→ GOAL
Work out how many lines of the material below mention the word "Boko"; reply with the number only.

### EXTRACTED MATERIAL

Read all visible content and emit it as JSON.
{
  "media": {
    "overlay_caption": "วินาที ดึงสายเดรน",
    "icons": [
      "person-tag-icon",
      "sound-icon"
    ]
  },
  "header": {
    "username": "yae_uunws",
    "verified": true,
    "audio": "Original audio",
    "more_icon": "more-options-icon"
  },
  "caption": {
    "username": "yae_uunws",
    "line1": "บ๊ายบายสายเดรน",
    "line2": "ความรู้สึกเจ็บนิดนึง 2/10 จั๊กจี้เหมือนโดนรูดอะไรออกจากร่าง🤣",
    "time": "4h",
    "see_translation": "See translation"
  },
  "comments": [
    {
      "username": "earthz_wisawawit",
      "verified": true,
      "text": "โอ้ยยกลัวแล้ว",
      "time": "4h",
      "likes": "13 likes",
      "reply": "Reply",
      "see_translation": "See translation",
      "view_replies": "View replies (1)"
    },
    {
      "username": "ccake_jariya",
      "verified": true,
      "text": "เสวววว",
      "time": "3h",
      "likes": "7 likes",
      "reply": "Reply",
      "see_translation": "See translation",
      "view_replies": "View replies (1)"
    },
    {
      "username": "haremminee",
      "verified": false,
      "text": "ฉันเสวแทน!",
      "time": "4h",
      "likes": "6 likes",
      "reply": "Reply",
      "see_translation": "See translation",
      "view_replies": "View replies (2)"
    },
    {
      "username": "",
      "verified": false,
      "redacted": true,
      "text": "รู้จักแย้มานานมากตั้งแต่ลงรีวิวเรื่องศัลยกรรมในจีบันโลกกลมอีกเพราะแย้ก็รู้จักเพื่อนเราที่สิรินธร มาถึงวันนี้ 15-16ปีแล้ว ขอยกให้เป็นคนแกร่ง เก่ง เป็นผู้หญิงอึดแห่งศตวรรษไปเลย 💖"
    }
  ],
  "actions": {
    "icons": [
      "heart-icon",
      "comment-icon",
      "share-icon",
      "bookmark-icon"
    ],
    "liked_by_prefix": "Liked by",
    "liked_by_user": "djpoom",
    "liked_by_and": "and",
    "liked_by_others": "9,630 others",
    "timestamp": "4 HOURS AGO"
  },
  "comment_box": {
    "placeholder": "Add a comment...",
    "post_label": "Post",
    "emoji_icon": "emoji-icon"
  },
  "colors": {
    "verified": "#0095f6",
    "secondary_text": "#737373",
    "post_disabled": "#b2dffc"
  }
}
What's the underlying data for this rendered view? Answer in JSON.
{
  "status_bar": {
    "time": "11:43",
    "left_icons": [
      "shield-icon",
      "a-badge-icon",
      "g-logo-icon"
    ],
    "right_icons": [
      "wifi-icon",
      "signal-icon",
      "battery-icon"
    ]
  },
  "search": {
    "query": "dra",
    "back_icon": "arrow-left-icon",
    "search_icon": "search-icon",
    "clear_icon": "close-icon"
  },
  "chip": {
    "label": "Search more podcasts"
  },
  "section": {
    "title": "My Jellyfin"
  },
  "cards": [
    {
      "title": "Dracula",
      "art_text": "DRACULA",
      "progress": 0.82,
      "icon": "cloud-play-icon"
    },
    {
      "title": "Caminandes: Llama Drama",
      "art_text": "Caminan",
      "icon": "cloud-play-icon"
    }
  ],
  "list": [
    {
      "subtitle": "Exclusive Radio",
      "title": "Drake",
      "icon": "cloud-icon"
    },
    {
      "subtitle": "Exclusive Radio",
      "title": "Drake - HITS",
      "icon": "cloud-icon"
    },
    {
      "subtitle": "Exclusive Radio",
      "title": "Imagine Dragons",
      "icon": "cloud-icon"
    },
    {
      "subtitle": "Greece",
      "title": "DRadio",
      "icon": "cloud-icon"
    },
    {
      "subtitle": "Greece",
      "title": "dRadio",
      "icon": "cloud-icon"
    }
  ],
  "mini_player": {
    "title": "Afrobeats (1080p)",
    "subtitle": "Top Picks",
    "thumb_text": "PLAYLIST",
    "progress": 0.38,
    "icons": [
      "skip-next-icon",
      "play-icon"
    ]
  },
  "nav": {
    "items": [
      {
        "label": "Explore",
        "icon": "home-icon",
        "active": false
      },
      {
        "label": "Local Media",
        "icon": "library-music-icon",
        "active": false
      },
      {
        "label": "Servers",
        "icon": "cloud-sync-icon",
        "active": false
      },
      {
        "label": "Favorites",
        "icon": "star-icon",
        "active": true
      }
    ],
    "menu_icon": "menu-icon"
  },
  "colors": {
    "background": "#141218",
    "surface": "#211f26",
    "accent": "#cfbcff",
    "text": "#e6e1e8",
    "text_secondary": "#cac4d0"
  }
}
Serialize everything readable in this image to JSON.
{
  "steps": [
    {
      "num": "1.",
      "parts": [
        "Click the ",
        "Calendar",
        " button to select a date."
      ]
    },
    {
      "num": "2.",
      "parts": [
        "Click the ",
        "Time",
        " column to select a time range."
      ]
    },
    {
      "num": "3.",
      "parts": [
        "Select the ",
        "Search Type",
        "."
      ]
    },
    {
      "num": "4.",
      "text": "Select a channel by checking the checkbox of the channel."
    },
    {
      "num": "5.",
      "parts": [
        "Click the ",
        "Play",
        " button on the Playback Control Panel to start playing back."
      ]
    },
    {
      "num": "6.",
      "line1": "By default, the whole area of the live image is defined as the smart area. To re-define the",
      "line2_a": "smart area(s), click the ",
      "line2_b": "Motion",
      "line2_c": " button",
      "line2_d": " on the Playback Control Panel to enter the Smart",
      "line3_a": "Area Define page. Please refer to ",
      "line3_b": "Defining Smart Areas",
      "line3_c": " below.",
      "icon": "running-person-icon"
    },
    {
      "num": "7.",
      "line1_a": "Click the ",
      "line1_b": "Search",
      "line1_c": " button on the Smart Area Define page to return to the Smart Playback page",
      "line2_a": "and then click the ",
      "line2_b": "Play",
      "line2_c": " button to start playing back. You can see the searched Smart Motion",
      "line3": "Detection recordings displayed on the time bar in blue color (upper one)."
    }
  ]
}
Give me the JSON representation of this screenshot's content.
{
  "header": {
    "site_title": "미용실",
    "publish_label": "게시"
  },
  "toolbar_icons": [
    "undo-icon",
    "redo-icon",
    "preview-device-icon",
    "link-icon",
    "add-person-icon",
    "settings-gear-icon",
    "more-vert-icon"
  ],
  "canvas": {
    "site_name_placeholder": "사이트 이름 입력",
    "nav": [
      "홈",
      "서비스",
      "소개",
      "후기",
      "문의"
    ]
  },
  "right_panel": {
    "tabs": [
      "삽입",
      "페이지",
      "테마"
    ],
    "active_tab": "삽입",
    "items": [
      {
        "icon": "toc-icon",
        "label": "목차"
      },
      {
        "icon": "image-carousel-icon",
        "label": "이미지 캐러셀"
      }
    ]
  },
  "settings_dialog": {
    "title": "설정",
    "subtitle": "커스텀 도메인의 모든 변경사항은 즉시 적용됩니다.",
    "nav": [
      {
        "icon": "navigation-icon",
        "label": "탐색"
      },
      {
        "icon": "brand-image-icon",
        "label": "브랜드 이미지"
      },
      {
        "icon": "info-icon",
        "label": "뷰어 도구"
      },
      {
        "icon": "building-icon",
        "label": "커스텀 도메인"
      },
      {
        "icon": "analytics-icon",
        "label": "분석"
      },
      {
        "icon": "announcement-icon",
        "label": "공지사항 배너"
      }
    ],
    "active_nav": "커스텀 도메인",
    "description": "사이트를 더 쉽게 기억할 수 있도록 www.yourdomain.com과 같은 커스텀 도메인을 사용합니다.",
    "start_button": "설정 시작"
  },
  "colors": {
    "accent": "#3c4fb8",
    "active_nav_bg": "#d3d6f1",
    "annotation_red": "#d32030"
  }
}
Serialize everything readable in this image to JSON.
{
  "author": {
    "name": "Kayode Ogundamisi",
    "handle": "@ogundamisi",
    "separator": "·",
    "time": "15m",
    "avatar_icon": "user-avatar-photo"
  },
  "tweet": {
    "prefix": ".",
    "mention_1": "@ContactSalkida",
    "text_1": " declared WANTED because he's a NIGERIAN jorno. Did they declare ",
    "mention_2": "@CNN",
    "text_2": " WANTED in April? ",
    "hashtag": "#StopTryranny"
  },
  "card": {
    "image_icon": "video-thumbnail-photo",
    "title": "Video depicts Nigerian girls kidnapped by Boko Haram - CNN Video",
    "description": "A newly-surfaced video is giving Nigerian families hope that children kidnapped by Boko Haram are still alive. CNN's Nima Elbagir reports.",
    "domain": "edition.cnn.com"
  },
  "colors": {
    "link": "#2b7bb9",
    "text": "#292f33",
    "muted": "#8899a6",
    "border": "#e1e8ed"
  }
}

######

→ EXPECTED OUTPUT
2